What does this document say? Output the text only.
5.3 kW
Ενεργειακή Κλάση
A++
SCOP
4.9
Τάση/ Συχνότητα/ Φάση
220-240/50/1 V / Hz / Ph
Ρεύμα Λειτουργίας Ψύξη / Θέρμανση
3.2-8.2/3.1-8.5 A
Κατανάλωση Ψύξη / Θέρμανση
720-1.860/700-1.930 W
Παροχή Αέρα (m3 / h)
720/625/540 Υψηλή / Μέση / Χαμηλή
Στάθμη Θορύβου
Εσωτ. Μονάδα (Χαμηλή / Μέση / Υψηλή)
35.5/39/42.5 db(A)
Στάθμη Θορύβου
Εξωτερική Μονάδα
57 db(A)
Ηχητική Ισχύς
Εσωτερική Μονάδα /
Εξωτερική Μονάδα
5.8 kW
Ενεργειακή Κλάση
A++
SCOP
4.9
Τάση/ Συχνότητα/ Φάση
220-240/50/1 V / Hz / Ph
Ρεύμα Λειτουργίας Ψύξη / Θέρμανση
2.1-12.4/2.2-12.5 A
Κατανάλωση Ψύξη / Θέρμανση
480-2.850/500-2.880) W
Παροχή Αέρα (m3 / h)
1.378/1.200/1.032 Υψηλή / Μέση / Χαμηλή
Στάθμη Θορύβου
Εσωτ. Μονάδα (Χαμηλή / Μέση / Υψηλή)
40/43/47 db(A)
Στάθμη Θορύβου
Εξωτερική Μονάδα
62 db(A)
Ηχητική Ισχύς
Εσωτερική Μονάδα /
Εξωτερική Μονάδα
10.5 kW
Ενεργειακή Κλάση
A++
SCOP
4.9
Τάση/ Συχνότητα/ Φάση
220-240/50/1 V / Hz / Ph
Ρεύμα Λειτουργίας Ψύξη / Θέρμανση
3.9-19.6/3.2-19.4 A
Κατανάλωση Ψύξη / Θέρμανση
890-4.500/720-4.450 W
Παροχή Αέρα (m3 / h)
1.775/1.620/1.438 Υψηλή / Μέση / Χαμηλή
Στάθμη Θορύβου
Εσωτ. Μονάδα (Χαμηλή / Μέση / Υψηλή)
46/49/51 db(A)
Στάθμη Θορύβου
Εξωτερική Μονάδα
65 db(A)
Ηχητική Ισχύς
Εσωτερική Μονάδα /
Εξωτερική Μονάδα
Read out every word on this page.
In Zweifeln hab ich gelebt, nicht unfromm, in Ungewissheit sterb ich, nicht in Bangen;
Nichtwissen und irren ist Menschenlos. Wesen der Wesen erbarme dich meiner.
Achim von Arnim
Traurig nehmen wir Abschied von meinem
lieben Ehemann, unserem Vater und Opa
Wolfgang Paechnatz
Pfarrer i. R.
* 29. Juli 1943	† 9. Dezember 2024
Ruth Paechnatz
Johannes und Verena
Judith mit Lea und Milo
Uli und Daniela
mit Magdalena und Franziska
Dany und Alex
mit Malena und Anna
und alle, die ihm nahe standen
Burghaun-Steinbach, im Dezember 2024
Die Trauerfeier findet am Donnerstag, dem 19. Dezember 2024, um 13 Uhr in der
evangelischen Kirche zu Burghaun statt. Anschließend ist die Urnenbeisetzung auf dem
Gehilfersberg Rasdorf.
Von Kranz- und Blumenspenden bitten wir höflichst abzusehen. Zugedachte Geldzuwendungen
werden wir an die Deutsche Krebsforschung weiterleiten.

WHAT THE TASK ASKS:
Look through the entries above and list every line containing "Dezember".

FULL OUTPUT:
* 29. Juli 1943	† 9. Dezember 2024
Burghaun-Steinbach, im Dezember 2024
Die Trauerfeier findet am Donnerstag, dem 19. Dezember 2024, um 13 Uhr in der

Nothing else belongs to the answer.